Provide the data again in its entirety, exactly as given.

RAW DATA:
────────────────

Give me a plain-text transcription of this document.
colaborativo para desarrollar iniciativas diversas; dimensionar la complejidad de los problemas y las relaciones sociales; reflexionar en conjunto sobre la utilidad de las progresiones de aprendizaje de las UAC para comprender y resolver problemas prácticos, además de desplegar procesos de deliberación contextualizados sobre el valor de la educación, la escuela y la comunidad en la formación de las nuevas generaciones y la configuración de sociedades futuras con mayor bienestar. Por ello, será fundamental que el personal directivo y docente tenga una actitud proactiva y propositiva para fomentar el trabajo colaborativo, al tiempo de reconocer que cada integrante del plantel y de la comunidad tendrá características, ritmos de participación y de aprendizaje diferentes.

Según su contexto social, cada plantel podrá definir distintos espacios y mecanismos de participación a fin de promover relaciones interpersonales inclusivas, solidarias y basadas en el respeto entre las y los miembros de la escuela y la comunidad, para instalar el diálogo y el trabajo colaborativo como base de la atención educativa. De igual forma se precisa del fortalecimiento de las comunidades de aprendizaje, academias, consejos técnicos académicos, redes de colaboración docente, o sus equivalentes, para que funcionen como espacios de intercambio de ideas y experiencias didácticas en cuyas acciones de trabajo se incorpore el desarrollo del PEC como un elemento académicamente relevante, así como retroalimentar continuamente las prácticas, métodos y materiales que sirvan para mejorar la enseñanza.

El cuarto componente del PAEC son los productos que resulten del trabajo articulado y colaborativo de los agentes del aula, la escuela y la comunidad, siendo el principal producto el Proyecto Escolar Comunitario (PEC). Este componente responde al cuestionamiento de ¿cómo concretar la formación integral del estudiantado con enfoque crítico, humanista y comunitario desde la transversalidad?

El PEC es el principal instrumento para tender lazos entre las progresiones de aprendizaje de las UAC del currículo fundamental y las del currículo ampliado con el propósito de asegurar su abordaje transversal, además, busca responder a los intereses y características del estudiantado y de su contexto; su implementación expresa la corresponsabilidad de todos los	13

────────────────

SOLUTION TO THE PROBLEM:
Give me a plain-text transcription of this document.
colaborativo para desarrollar iniciativas diversas; dimensionar la complejidad de los problemas y las relaciones sociales; reflexionar en conjunto sobre la utilidad de las progresiones de aprendizaje de las UAC para comprender y resolver problemas prácticos, además de desplegar procesos de deliberación contextualizados sobre el valor de la educación, la escuela y la comunidad en la formación de las nuevas generaciones y la configuración de sociedades futuras con mayor bienestar. Por ello, será fundamental que el personal directivo y docente tenga una actitud proactiva y propositiva para fomentar el trabajo colaborativo, al tiempo de reconocer que cada integrante del plantel y de la comunidad tendrá características, ritmos de participación y de aprendizaje diferentes.

Según su contexto social, cada plantel podrá definir distintos espacios y mecanismos de participación a fin de promover relaciones interpersonales inclusivas, solidarias y basadas en el respeto entre las y los miembros de la escuela y la comunidad, para instalar el diálogo y el trabajo colaborativo como base de la atención educativa. De igual forma se precisa del fortalecimiento de las comunidades de aprendizaje, academias, consejos técnicos académicos, redes de colaboración docente, o sus equivalentes, para que funcionen como espacios de intercambio de ideas y experiencias didácticas en cuyas acciones de trabajo se incorpore el desarrollo del PEC como un elemento académicamente relevante, así como retroalimentar continuamente las prácticas, métodos y materiales que sirvan para mejorar la enseñanza.

El cuarto componente del PAEC son los productos que resulten del trabajo articulado y colaborativo de los agentes del aula, la escuela y la comunidad, siendo el principal producto el Proyecto Escolar Comunitario (PEC). Este componente responde al cuestionamiento de ¿cómo concretar la formación integral del estudiantado con enfoque crítico, humanista y comunitario desde la transversalidad?

El PEC es el principal instrumento para tender lazos entre las progresiones de aprendizaje de las UAC del currículo fundamental y las del currículo ampliado con el propósito de asegurar su abordaje transversal, además, busca responder a los intereses y características del estudiantado y de su contexto; su implementación expresa la corresponsabilidad de todos los	13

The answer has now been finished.